[start of Input rows]
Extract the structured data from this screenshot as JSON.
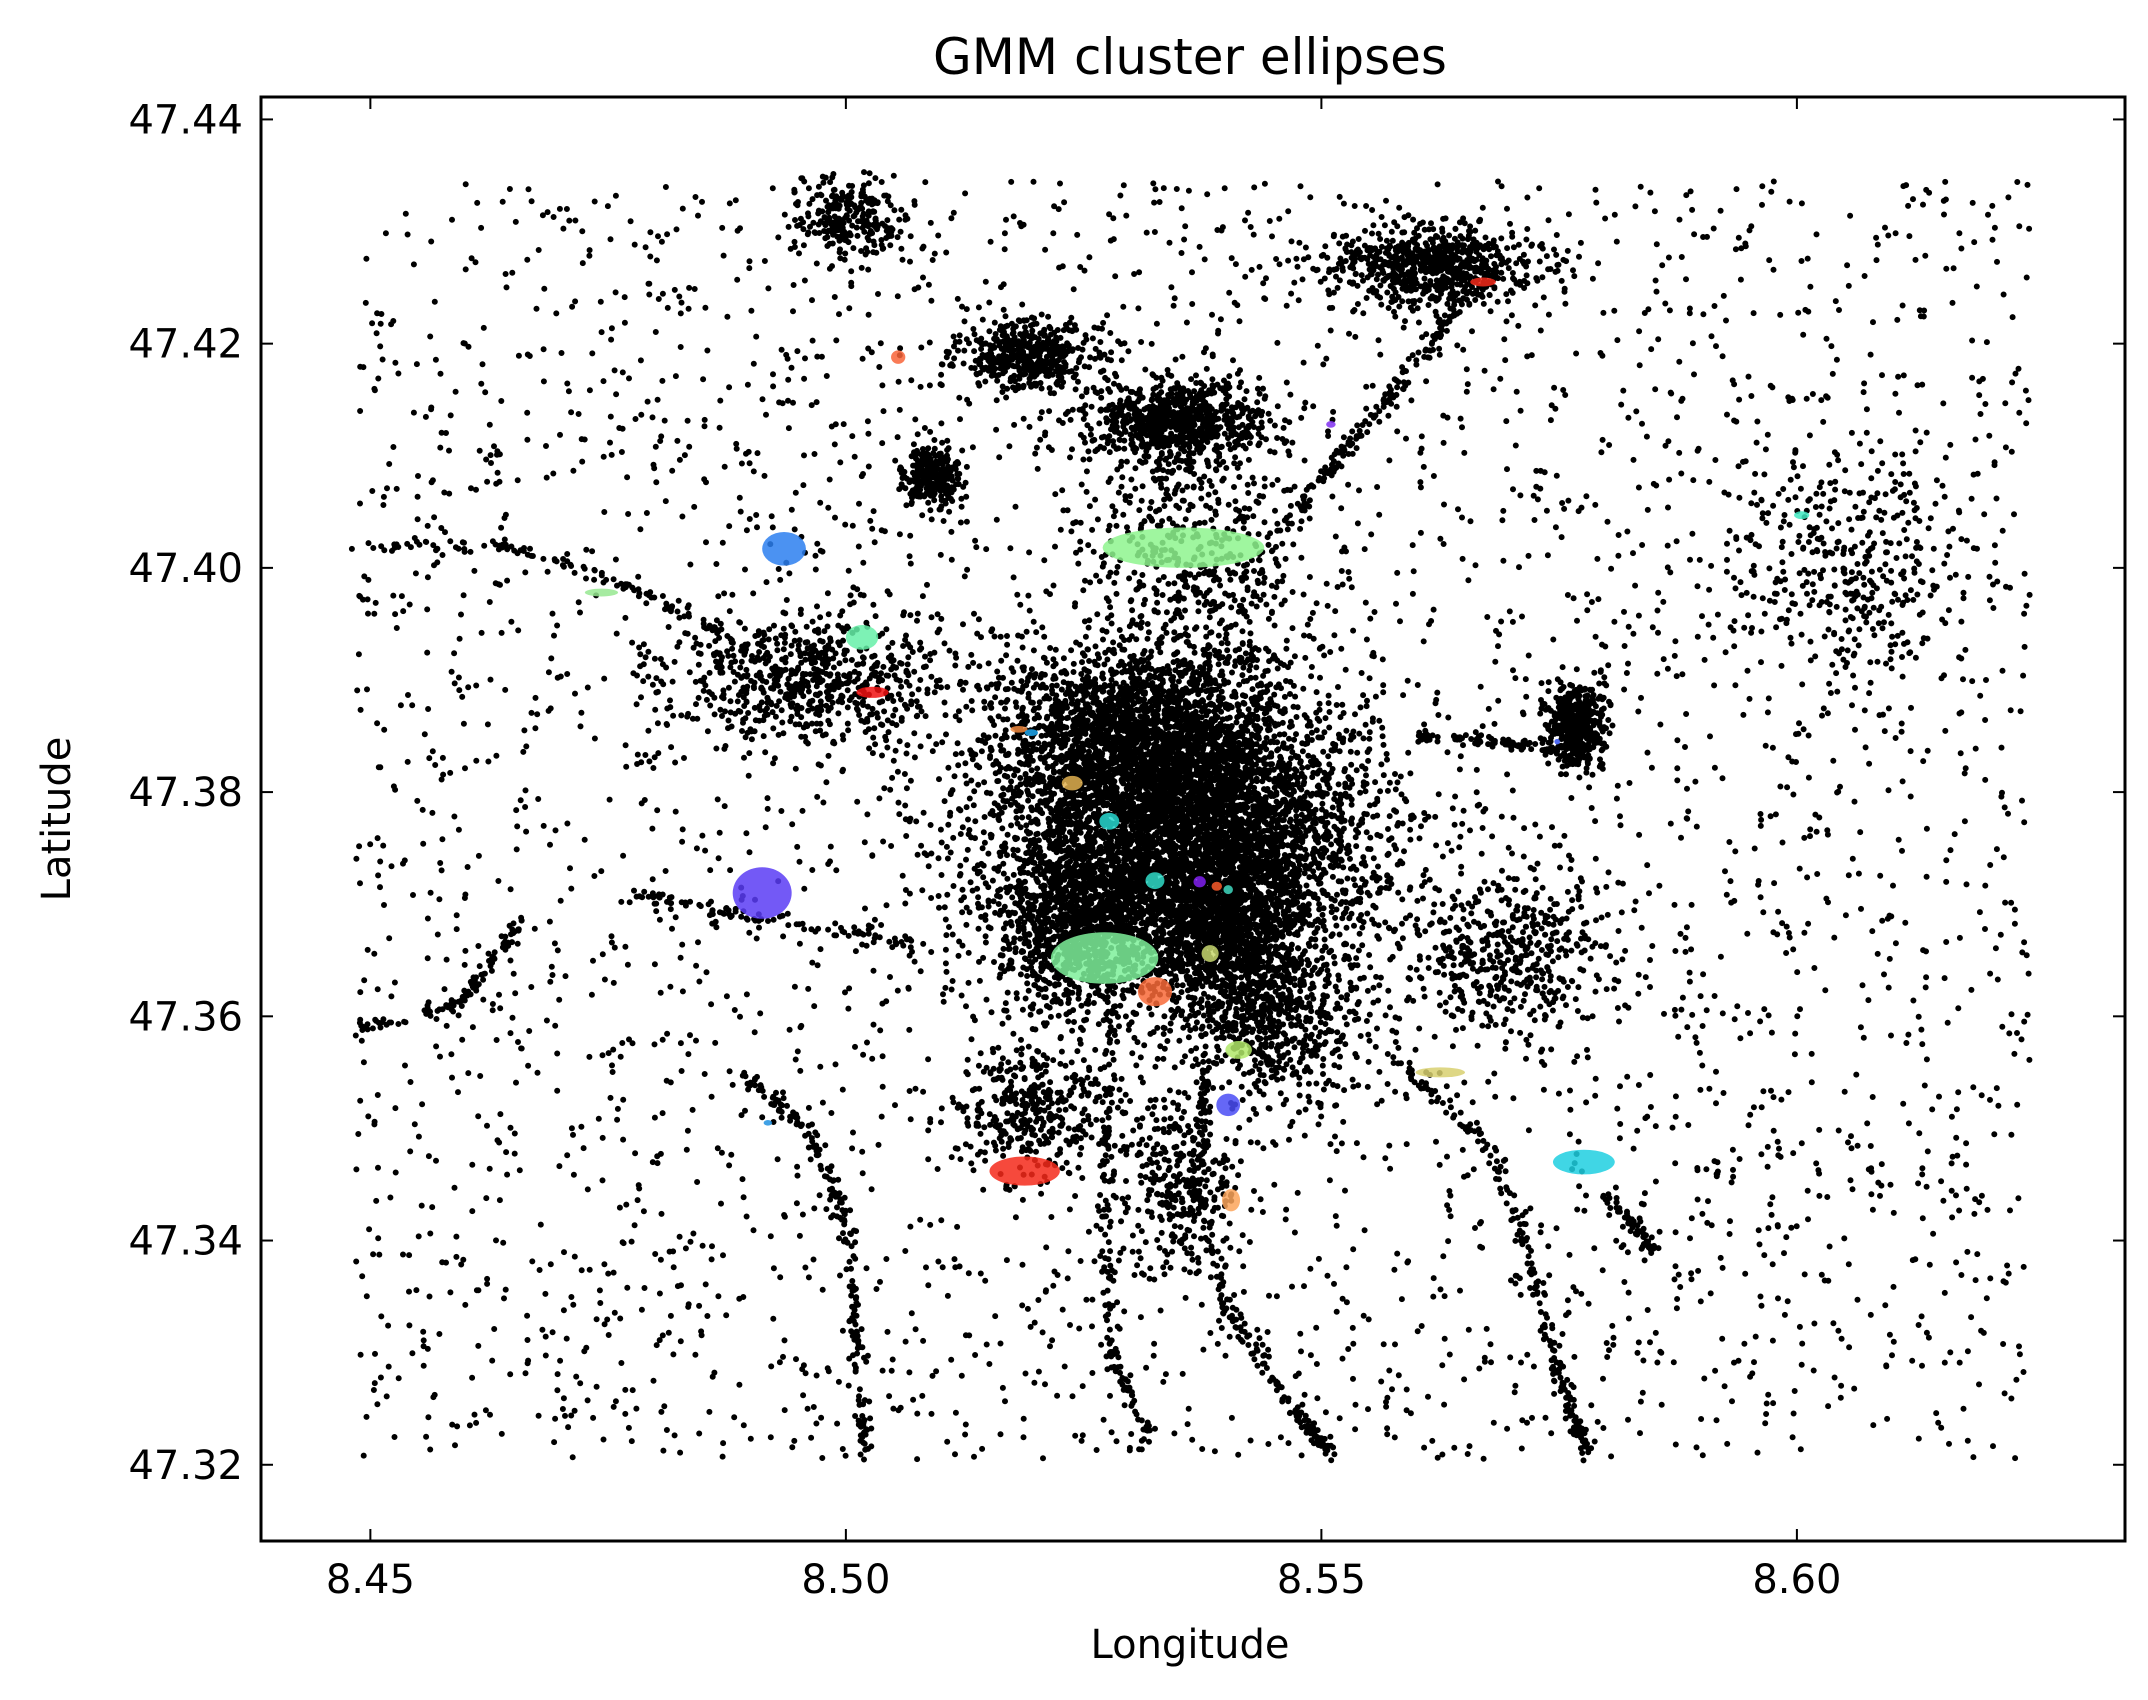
{
  "chart_data": {
    "type": "scatter",
    "title": "GMM cluster ellipses",
    "xlabel": "Longitude",
    "ylabel": "Latitude",
    "xlim": [
      8.4385,
      8.6345
    ],
    "ylim": [
      47.3132,
      47.442
    ],
    "xticks": [
      8.45,
      8.5,
      8.55,
      8.6
    ],
    "xtick_labels": [
      "8.45",
      "8.50",
      "8.55",
      "8.60"
    ],
    "yticks": [
      47.32,
      47.34,
      47.36,
      47.38,
      47.4,
      47.42,
      47.44
    ],
    "ytick_labels": [
      "47.32",
      "47.34",
      "47.36",
      "47.38",
      "47.40",
      "47.42",
      "47.44"
    ],
    "grid": false,
    "legend": "none",
    "point_color": "#000000",
    "density_clusters": [
      {
        "x": 8.536,
        "y": 47.376,
        "sx": 0.0095,
        "sy": 0.0065,
        "n": 5200
      },
      {
        "x": 8.53,
        "y": 47.385,
        "sx": 0.007,
        "sy": 0.004,
        "n": 1800
      },
      {
        "x": 8.525,
        "y": 47.368,
        "sx": 0.0045,
        "sy": 0.0035,
        "n": 900
      },
      {
        "x": 8.54,
        "y": 47.368,
        "sx": 0.004,
        "sy": 0.004,
        "n": 900
      },
      {
        "x": 8.535,
        "y": 47.413,
        "sx": 0.0045,
        "sy": 0.0018,
        "n": 800
      },
      {
        "x": 8.562,
        "y": 47.427,
        "sx": 0.0055,
        "sy": 0.0018,
        "n": 700
      },
      {
        "x": 8.519,
        "y": 47.419,
        "sx": 0.0035,
        "sy": 0.0015,
        "n": 450
      },
      {
        "x": 8.496,
        "y": 47.39,
        "sx": 0.0075,
        "sy": 0.0028,
        "n": 650
      },
      {
        "x": 8.577,
        "y": 47.386,
        "sx": 0.0015,
        "sy": 0.0018,
        "n": 450
      },
      {
        "x": 8.509,
        "y": 47.408,
        "sx": 0.0015,
        "sy": 0.0015,
        "n": 300
      },
      {
        "x": 8.5,
        "y": 47.431,
        "sx": 0.003,
        "sy": 0.002,
        "n": 250
      },
      {
        "x": 8.57,
        "y": 47.365,
        "sx": 0.006,
        "sy": 0.004,
        "n": 500
      },
      {
        "x": 8.545,
        "y": 47.36,
        "sx": 0.005,
        "sy": 0.004,
        "n": 600
      },
      {
        "x": 8.52,
        "y": 47.352,
        "sx": 0.004,
        "sy": 0.003,
        "n": 350
      },
      {
        "x": 8.605,
        "y": 47.4,
        "sx": 0.006,
        "sy": 0.005,
        "n": 350
      },
      {
        "x": 8.535,
        "y": 47.345,
        "sx": 0.003,
        "sy": 0.004,
        "n": 300
      },
      {
        "x": 8.537,
        "y": 47.4,
        "sx": 0.006,
        "sy": 0.006,
        "n": 500
      }
    ],
    "trails": [
      {
        "points": [
          [
            8.4485,
            47.402
          ],
          [
            8.465,
            47.402
          ],
          [
            8.478,
            47.398
          ],
          [
            8.488,
            47.394
          ]
        ],
        "n": 110
      },
      {
        "points": [
          [
            8.4485,
            47.359
          ],
          [
            8.459,
            47.361
          ],
          [
            8.462,
            47.364
          ],
          [
            8.466,
            47.369
          ]
        ],
        "n": 90
      },
      {
        "points": [
          [
            8.489,
            47.355
          ],
          [
            8.496,
            47.35
          ],
          [
            8.5,
            47.342
          ],
          [
            8.501,
            47.332
          ],
          [
            8.502,
            47.321
          ]
        ],
        "n": 180
      },
      {
        "points": [
          [
            8.538,
            47.356
          ],
          [
            8.537,
            47.345
          ],
          [
            8.54,
            47.334
          ],
          [
            8.547,
            47.325
          ],
          [
            8.551,
            47.321
          ]
        ],
        "n": 220
      },
      {
        "points": [
          [
            8.558,
            47.356
          ],
          [
            8.568,
            47.348
          ],
          [
            8.572,
            47.338
          ],
          [
            8.575,
            47.328
          ],
          [
            8.578,
            47.321
          ]
        ],
        "n": 200
      },
      {
        "points": [
          [
            8.528,
            47.362
          ],
          [
            8.527,
            47.345
          ],
          [
            8.528,
            47.33
          ],
          [
            8.532,
            47.322
          ]
        ],
        "n": 140
      },
      {
        "points": [
          [
            8.51,
            47.366
          ],
          [
            8.49,
            47.369
          ],
          [
            8.478,
            47.371
          ]
        ],
        "n": 90
      },
      {
        "points": [
          [
            8.56,
            47.385
          ],
          [
            8.575,
            47.384
          ]
        ],
        "n": 80
      },
      {
        "points": [
          [
            8.58,
            47.344
          ],
          [
            8.585,
            47.339
          ]
        ],
        "n": 60
      },
      {
        "points": [
          [
            8.545,
            47.403
          ],
          [
            8.555,
            47.413
          ],
          [
            8.566,
            47.425
          ]
        ],
        "n": 160
      }
    ],
    "background_points": {
      "n": 3800,
      "xmin": 8.4485,
      "xmax": 8.6245,
      "ymin": 47.3205,
      "ymax": 47.4345
    },
    "ellipses": [
      {
        "x": 8.5355,
        "y": 47.4018,
        "w": 0.017,
        "h": 0.0036,
        "angle": 0,
        "color": "#8ef58e"
      },
      {
        "x": 8.5272,
        "y": 47.3652,
        "w": 0.0113,
        "h": 0.0046,
        "angle": 0,
        "color": "#7ef09a"
      },
      {
        "x": 8.4912,
        "y": 47.371,
        "w": 0.0062,
        "h": 0.0046,
        "angle": 0,
        "color": "#5b3cf5"
      },
      {
        "x": 8.4935,
        "y": 47.4017,
        "w": 0.0046,
        "h": 0.003,
        "angle": 0,
        "color": "#2b7ff0"
      },
      {
        "x": 8.5188,
        "y": 47.3462,
        "w": 0.0074,
        "h": 0.0026,
        "angle": 0,
        "color": "#f5291a"
      },
      {
        "x": 8.5776,
        "y": 47.347,
        "w": 0.0065,
        "h": 0.0022,
        "angle": 0,
        "color": "#1ecfe0"
      },
      {
        "x": 8.5325,
        "y": 47.3622,
        "w": 0.0036,
        "h": 0.0026,
        "angle": 0,
        "color": "#f86a38"
      },
      {
        "x": 8.5017,
        "y": 47.3938,
        "w": 0.0034,
        "h": 0.0022,
        "angle": 0,
        "color": "#66f0a8"
      },
      {
        "x": 8.5625,
        "y": 47.355,
        "w": 0.0052,
        "h": 0.0009,
        "angle": 0,
        "color": "#d8d070"
      },
      {
        "x": 8.5413,
        "y": 47.357,
        "w": 0.0028,
        "h": 0.0016,
        "angle": 0,
        "color": "#b0e868"
      },
      {
        "x": 8.5402,
        "y": 47.3521,
        "w": 0.0025,
        "h": 0.002,
        "angle": 0,
        "color": "#4a4cf5"
      },
      {
        "x": 8.5405,
        "y": 47.3436,
        "w": 0.0019,
        "h": 0.002,
        "angle": 0,
        "color": "#fba55a"
      },
      {
        "x": 8.5028,
        "y": 47.3889,
        "w": 0.0034,
        "h": 0.001,
        "angle": 0,
        "color": "#f01010"
      },
      {
        "x": 8.5238,
        "y": 47.3808,
        "w": 0.0022,
        "h": 0.0013,
        "angle": 0,
        "color": "#e0b050"
      },
      {
        "x": 8.5277,
        "y": 47.3774,
        "w": 0.0021,
        "h": 0.0015,
        "angle": 0,
        "color": "#28d8d0"
      },
      {
        "x": 8.5325,
        "y": 47.3721,
        "w": 0.002,
        "h": 0.0015,
        "angle": 0,
        "color": "#30dcc8"
      },
      {
        "x": 8.5383,
        "y": 47.3656,
        "w": 0.0018,
        "h": 0.0015,
        "angle": 0,
        "color": "#c8d870"
      },
      {
        "x": 8.5372,
        "y": 47.372,
        "w": 0.0013,
        "h": 0.001,
        "angle": 0,
        "color": "#8020f0"
      },
      {
        "x": 8.539,
        "y": 47.3716,
        "w": 0.0011,
        "h": 0.0008,
        "angle": 0,
        "color": "#f85a2a"
      },
      {
        "x": 8.5402,
        "y": 47.3713,
        "w": 0.001,
        "h": 0.0008,
        "angle": 0,
        "color": "#40d8c0"
      },
      {
        "x": 8.5182,
        "y": 47.3856,
        "w": 0.0018,
        "h": 0.0006,
        "angle": 0,
        "color": "#f08a40"
      },
      {
        "x": 8.5195,
        "y": 47.3853,
        "w": 0.0014,
        "h": 0.0006,
        "angle": 0,
        "color": "#1ea8f0"
      },
      {
        "x": 8.5055,
        "y": 47.4188,
        "w": 0.0015,
        "h": 0.0012,
        "angle": 0,
        "color": "#f86438"
      },
      {
        "x": 8.567,
        "y": 47.4255,
        "w": 0.0027,
        "h": 0.0008,
        "angle": 0,
        "color": "#f52a1a"
      },
      {
        "x": 8.4743,
        "y": 47.3978,
        "w": 0.0035,
        "h": 0.0007,
        "angle": 0,
        "color": "#96e890"
      },
      {
        "x": 8.6005,
        "y": 47.4047,
        "w": 0.0016,
        "h": 0.0007,
        "angle": 0,
        "color": "#40e8c0"
      },
      {
        "x": 8.551,
        "y": 47.4128,
        "w": 0.001,
        "h": 0.0006,
        "angle": 0,
        "color": "#8030f0"
      },
      {
        "x": 8.5748,
        "y": 47.3845,
        "w": 0.0006,
        "h": 0.0005,
        "angle": 0,
        "color": "#3050f0"
      },
      {
        "x": 8.4918,
        "y": 47.3505,
        "w": 0.0009,
        "h": 0.0005,
        "angle": 0,
        "color": "#2090e0"
      }
    ]
  }
}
[end of Input rows]
• Written exercise: Find every line that holds "ellipses" and copy it.

• Full solution:
    "title": "GMM cluster ellipses",
    "ellipses": [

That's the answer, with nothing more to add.